**Exercise directions:** Copy the lines below word for word, from the first line through the line containing "919, 435, 937]". Include both of those lines.

**Dataset:**

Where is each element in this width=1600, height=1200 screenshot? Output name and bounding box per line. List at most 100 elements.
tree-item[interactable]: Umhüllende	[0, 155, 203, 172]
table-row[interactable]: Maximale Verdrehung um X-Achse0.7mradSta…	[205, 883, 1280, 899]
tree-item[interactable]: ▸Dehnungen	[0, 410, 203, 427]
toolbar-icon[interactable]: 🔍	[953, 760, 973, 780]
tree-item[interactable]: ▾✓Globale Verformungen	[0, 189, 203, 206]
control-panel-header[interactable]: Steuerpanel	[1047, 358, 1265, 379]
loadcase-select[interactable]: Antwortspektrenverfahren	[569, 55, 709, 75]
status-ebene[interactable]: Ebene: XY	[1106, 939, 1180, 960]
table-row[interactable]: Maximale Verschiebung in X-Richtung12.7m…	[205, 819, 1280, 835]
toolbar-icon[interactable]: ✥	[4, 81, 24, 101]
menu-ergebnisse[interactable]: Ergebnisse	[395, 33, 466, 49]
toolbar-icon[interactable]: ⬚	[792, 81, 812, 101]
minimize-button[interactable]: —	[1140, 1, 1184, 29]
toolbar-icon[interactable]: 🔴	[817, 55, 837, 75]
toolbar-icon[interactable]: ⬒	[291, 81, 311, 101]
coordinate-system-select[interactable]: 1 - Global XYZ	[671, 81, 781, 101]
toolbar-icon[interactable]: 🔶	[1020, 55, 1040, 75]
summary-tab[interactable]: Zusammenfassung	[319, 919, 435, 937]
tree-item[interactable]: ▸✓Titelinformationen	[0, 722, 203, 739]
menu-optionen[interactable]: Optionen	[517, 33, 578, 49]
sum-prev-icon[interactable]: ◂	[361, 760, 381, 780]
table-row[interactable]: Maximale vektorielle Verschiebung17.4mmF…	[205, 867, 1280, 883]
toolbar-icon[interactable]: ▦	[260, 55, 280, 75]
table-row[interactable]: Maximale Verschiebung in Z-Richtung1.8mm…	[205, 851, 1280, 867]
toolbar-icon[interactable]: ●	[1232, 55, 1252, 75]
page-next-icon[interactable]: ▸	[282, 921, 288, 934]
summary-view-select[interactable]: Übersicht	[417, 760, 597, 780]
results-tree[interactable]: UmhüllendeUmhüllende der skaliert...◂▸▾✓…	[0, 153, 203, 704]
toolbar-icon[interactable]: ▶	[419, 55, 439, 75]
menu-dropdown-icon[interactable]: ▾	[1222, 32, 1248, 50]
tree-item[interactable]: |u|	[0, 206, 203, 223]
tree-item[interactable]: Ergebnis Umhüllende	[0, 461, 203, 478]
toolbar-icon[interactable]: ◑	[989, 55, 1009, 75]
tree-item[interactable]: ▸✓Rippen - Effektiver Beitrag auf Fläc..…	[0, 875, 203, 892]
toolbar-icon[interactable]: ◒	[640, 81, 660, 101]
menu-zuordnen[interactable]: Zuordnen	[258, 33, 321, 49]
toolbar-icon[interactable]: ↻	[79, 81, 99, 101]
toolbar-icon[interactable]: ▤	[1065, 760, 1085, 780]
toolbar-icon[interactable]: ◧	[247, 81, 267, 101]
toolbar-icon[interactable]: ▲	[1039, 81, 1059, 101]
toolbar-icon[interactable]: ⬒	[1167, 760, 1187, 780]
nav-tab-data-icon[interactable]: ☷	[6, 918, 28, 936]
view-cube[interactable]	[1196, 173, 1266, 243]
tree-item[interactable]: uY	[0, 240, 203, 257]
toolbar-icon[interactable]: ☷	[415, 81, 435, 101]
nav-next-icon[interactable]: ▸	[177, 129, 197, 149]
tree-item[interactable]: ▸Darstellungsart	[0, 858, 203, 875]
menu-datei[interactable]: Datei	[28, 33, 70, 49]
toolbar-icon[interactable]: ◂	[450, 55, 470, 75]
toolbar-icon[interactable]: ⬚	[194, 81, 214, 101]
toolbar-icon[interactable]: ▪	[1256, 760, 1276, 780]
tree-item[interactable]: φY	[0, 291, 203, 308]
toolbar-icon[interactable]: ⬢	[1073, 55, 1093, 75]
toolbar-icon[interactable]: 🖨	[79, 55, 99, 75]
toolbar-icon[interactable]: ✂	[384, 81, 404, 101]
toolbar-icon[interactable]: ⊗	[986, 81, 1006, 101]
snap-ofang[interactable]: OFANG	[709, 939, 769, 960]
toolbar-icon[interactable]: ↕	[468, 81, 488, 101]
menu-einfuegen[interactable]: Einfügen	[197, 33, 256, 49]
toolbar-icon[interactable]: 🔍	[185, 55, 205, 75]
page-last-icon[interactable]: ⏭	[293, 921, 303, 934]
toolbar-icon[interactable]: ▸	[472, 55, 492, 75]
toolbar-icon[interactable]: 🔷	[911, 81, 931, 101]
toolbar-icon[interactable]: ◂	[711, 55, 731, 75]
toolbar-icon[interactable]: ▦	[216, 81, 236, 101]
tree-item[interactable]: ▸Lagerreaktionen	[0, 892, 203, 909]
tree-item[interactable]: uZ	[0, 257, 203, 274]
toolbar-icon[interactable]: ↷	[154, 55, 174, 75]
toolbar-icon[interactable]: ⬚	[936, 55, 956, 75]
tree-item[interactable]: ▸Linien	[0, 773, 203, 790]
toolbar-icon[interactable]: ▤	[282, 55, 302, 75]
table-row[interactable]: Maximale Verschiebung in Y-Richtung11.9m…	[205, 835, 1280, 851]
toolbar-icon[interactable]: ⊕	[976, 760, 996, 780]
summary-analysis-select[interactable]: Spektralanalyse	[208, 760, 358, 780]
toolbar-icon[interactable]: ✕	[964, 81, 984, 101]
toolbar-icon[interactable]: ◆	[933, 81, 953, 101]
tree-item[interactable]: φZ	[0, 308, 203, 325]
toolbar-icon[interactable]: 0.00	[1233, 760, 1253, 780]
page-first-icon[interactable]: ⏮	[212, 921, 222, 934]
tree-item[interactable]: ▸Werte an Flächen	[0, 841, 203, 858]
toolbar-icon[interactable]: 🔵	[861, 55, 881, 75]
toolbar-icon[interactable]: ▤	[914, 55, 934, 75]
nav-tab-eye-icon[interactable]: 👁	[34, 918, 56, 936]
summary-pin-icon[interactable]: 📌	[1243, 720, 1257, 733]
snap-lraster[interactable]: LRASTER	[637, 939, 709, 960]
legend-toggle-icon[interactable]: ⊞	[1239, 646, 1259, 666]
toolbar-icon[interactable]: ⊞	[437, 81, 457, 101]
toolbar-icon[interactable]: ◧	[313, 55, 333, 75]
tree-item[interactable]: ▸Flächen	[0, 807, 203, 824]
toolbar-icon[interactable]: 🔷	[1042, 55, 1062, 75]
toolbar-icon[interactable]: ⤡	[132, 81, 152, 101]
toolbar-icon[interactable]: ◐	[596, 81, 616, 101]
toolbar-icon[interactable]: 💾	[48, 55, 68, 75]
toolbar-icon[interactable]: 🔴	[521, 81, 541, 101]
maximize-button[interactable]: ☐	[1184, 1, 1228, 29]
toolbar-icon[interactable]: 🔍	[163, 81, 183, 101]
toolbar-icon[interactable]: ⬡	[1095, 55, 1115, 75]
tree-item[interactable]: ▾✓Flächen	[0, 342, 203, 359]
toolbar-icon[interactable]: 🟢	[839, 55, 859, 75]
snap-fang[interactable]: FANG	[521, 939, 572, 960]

**Complete output:**
Where is each element in this width=1600, height=1200 screenshot? Output name and bounding box per line. List at most 100 elements.
tree-item[interactable]: Umhüllende	[0, 155, 203, 172]
table-row[interactable]: Maximale Verdrehung um X-Achse0.7mradSta…	[205, 883, 1280, 899]
tree-item[interactable]: ▸Dehnungen	[0, 410, 203, 427]
toolbar-icon[interactable]: 🔍	[953, 760, 973, 780]
tree-item[interactable]: ▾✓Globale Verformungen	[0, 189, 203, 206]
control-panel-header[interactable]: Steuerpanel	[1047, 358, 1265, 379]
loadcase-select[interactable]: Antwortspektrenverfahren	[569, 55, 709, 75]
status-ebene[interactable]: Ebene: XY	[1106, 939, 1180, 960]
table-row[interactable]: Maximale Verschiebung in X-Richtung12.7m…	[205, 819, 1280, 835]
toolbar-icon[interactable]: ✥	[4, 81, 24, 101]
menu-ergebnisse[interactable]: Ergebnisse	[395, 33, 466, 49]
toolbar-icon[interactable]: ⬚	[792, 81, 812, 101]
minimize-button[interactable]: —	[1140, 1, 1184, 29]
toolbar-icon[interactable]: 🔴	[817, 55, 837, 75]
toolbar-icon[interactable]: ⬒	[291, 81, 311, 101]
coordinate-system-select[interactable]: 1 - Global XYZ	[671, 81, 781, 101]
toolbar-icon[interactable]: 🔶	[1020, 55, 1040, 75]
summary-tab[interactable]: Zusammenfassung	[319, 919, 435, 937]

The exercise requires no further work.